Data items
_ _ _ _

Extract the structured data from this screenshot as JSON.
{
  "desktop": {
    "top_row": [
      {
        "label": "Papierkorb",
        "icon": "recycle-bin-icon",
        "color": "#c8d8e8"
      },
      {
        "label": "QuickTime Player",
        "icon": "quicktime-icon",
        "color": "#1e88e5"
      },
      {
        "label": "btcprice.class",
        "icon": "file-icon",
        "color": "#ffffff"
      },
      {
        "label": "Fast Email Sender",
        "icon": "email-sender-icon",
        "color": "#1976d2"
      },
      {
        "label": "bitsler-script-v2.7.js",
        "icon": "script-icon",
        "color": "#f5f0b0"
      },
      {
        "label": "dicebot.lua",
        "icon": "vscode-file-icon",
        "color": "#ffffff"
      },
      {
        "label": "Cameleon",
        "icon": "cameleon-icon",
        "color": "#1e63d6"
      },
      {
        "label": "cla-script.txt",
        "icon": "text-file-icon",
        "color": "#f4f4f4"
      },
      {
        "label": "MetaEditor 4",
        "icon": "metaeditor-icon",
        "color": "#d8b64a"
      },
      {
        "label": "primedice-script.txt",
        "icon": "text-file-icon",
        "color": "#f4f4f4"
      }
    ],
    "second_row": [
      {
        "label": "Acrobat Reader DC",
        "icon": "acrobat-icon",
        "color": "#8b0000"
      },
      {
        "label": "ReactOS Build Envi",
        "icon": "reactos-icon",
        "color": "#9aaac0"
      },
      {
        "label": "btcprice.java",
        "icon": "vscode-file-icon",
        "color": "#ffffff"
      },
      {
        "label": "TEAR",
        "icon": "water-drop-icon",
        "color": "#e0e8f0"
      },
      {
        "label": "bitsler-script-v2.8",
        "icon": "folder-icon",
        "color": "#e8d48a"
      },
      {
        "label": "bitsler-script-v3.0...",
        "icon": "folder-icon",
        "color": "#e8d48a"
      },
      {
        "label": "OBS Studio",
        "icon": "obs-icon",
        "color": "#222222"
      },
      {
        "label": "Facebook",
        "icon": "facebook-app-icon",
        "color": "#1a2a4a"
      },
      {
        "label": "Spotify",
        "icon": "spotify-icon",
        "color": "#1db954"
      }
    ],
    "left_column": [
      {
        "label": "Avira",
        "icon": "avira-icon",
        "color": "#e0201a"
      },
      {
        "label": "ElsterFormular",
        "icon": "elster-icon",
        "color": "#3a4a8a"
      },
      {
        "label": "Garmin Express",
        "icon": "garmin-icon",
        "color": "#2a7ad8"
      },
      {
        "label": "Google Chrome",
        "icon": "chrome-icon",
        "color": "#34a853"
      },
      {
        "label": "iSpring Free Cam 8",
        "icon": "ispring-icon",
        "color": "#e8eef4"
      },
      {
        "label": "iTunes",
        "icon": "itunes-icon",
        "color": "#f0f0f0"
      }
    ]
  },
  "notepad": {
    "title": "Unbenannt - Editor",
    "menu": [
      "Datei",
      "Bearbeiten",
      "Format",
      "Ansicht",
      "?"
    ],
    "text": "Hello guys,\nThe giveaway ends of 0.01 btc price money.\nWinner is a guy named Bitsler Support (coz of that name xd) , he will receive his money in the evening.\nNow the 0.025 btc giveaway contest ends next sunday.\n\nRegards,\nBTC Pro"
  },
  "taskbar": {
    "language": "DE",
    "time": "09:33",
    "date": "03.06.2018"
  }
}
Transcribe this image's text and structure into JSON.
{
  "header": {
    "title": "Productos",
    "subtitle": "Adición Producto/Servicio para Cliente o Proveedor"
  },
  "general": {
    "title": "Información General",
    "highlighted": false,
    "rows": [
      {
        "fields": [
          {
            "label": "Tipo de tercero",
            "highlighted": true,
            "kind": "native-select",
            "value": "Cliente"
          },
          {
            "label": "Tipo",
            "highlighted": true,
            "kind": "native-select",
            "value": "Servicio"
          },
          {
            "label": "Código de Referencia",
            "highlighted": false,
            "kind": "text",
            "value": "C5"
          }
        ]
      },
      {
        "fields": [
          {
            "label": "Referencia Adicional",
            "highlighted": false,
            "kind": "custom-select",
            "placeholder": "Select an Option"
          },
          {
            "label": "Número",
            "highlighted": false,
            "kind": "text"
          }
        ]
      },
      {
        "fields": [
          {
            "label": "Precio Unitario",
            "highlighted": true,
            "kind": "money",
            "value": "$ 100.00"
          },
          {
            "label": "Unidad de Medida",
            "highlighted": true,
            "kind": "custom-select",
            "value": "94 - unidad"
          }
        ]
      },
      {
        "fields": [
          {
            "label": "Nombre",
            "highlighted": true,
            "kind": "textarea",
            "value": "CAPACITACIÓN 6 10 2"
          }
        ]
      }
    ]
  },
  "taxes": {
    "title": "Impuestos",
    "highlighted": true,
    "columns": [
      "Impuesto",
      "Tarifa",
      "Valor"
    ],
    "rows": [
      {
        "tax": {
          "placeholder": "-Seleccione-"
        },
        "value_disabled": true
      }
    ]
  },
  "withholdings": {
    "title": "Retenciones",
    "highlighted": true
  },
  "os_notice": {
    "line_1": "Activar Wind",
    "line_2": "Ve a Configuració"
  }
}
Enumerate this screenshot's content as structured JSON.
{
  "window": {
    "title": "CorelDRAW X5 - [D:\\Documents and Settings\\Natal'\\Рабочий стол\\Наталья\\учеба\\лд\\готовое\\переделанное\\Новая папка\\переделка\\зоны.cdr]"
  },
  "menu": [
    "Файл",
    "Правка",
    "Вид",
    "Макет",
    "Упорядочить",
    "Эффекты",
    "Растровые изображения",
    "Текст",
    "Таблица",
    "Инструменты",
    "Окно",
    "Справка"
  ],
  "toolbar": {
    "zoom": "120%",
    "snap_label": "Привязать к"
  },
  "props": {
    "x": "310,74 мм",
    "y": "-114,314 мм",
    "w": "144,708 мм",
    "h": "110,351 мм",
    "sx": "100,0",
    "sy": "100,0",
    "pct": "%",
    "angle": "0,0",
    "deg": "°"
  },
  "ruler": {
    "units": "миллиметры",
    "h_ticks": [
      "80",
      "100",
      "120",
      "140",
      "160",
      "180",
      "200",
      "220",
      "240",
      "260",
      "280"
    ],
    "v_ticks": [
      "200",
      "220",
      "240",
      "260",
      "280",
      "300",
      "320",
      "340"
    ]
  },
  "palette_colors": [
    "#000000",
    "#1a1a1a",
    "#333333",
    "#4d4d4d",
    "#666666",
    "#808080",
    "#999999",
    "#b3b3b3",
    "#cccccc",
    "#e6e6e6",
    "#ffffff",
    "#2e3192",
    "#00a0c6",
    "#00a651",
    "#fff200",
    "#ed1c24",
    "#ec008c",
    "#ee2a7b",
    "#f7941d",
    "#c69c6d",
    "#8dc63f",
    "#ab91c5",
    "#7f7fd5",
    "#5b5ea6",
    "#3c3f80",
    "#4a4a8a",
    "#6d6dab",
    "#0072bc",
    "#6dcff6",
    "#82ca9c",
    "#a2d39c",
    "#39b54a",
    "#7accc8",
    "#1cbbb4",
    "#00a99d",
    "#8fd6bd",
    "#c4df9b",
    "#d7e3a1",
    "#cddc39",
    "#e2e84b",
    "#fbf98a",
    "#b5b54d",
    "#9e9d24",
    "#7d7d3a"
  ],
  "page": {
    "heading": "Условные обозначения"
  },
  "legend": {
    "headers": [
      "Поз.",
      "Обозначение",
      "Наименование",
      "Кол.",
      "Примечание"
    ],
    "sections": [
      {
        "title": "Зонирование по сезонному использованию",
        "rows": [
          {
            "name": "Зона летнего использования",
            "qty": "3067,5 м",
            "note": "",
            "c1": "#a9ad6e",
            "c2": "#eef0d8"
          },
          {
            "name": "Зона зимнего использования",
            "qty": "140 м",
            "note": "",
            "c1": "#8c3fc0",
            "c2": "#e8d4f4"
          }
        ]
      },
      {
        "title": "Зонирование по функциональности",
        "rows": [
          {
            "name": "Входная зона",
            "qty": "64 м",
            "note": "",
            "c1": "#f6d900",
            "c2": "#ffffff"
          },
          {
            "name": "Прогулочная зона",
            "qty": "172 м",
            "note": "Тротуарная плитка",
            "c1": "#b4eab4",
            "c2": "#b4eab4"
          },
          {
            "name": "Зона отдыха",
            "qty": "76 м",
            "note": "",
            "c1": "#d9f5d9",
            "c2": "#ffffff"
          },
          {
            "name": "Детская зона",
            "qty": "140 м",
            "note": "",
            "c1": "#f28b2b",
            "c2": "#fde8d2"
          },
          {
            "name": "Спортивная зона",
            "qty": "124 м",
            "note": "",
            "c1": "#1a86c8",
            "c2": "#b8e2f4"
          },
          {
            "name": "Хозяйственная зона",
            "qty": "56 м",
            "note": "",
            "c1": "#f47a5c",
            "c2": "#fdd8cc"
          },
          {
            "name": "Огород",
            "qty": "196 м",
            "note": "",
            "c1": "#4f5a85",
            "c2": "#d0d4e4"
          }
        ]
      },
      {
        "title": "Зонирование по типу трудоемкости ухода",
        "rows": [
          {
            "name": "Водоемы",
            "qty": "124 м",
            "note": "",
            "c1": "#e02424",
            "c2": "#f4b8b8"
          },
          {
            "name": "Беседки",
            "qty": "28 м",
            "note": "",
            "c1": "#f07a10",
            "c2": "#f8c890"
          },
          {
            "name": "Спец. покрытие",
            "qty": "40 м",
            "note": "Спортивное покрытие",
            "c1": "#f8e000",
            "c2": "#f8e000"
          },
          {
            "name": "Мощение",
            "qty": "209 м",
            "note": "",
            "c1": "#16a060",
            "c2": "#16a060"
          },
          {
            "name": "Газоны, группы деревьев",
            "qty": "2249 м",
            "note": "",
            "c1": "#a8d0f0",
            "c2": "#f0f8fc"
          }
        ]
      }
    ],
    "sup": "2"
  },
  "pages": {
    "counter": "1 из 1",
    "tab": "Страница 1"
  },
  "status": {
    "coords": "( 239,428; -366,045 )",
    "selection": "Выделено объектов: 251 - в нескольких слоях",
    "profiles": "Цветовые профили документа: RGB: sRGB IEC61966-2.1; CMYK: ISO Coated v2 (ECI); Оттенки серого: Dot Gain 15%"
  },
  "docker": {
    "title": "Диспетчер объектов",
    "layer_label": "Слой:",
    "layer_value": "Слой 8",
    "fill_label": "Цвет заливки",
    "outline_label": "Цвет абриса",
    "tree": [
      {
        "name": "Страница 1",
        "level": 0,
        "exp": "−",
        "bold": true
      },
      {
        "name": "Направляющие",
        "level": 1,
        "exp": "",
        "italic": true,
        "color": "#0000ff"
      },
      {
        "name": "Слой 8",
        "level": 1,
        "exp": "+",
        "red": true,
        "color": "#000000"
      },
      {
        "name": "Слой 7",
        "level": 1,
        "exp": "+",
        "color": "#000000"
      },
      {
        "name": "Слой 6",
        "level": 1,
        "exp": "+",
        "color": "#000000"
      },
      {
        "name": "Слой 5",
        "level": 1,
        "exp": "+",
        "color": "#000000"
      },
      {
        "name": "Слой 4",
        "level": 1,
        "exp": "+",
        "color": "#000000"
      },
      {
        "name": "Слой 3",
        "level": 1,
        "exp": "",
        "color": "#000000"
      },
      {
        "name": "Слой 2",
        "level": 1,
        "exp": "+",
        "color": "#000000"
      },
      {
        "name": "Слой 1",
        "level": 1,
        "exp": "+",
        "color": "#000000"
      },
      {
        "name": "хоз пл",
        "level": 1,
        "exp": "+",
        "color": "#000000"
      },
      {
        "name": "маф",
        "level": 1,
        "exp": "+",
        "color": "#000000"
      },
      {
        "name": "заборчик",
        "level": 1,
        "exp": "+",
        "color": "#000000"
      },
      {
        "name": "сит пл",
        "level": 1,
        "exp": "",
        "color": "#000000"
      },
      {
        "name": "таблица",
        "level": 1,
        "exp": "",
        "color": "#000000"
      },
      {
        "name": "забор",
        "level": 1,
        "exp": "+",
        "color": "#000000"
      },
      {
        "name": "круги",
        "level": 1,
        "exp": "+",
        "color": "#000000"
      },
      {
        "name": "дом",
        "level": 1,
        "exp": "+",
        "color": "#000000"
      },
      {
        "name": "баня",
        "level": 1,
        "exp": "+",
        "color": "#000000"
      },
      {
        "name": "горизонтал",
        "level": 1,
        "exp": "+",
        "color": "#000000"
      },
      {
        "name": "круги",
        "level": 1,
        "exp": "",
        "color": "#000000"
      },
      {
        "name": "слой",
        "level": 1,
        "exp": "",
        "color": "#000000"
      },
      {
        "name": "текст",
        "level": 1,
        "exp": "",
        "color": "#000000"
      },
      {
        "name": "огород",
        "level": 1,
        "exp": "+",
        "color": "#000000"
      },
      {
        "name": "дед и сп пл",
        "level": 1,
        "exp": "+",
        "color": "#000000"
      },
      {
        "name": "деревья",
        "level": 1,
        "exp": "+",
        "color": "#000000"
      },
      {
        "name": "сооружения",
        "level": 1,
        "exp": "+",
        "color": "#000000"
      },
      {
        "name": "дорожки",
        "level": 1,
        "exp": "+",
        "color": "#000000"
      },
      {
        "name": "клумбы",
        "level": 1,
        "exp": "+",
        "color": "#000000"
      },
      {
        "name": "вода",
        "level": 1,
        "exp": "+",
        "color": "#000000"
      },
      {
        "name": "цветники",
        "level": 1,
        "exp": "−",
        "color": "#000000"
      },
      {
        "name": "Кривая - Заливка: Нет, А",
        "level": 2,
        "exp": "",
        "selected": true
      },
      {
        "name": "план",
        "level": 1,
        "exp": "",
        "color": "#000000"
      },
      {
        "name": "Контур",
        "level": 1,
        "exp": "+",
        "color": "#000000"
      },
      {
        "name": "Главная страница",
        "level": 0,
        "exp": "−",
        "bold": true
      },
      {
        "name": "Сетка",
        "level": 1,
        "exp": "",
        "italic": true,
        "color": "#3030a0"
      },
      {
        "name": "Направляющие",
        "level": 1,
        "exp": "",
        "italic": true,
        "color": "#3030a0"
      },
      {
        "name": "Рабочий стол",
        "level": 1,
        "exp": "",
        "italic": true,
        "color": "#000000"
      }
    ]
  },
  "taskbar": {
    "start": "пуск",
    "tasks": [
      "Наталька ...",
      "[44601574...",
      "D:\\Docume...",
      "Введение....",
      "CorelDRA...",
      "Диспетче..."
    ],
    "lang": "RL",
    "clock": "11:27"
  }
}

_ _ _ _

_To be done_
Extract all lines from the material above that include the word "screenshot".

_Solution to this exercise_
Extract the structured data from this screenshot as JSON.
Enumerate this screenshot's content as structured JSON.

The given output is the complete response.